> _Requirements_
Will you write out the data exactly, excluding every picture?

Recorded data
-- begin --
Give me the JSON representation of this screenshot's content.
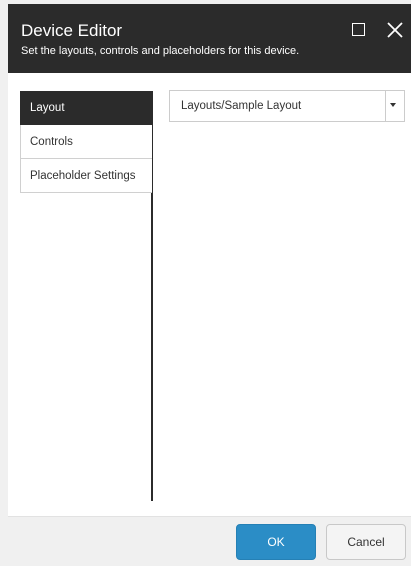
{
  "header": {
    "title": "Device Editor",
    "subtitle": "Set the layouts, controls and placeholders for this device.",
    "maximize_icon": "maximize-icon",
    "close_icon": "close-icon"
  },
  "sidebar": {
    "items": [
      {
        "label": "Layout",
        "active": true
      },
      {
        "label": "Controls",
        "active": false
      },
      {
        "label": "Placeholder Settings",
        "active": false
      }
    ]
  },
  "layout_select": {
    "value": "Layouts/Sample Layout",
    "icon": "chevron-down-icon"
  },
  "footer": {
    "ok_label": "OK",
    "cancel_label": "Cancel"
  },
  "colors": {
    "header_bg": "#2b2b2b",
    "accent": "#2b8dc6",
    "dialog_bg": "#f0f0f0"
  }
}
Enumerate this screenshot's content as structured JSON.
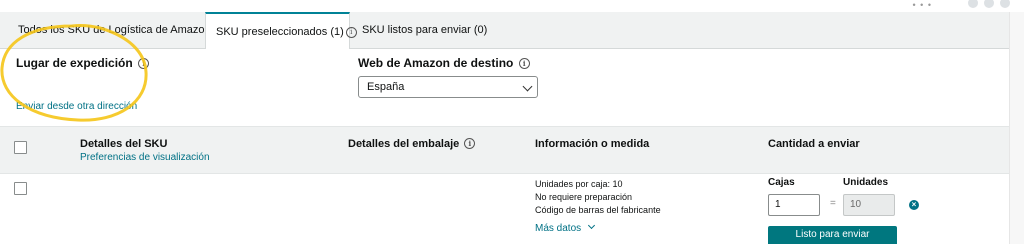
-- end --
> _Solution to the problem_
Give me the JSON representation of this screenshot's content.
{
  "header": {
    "title": "Device Editor",
    "subtitle": "Set the layouts, controls and placeholders for this device.",
    "maximize_icon": "maximize-icon",
    "close_icon": "close-icon"
  },
  "sidebar": {
    "items": [
      {
        "label": "Layout",
        "active": true
      },
      {
        "label": "Controls",
        "active": false
      },
      {
        "label": "Placeholder Settings",
        "active": false
      }
    ]
  },
  "layout_select": {
    "value": "Layouts/Sample Layout",
    "icon": "chevron-down-icon"
  },
  "footer": {
    "ok_label": "OK",
    "cancel_label": "Cancel"
  },
  "colors": {
    "header_bg": "#2b2b2b",
    "accent": "#2b8dc6",
    "dialog_bg": "#f0f0f0"
  }
}
Enumerate this screenshot's content as structured JSON.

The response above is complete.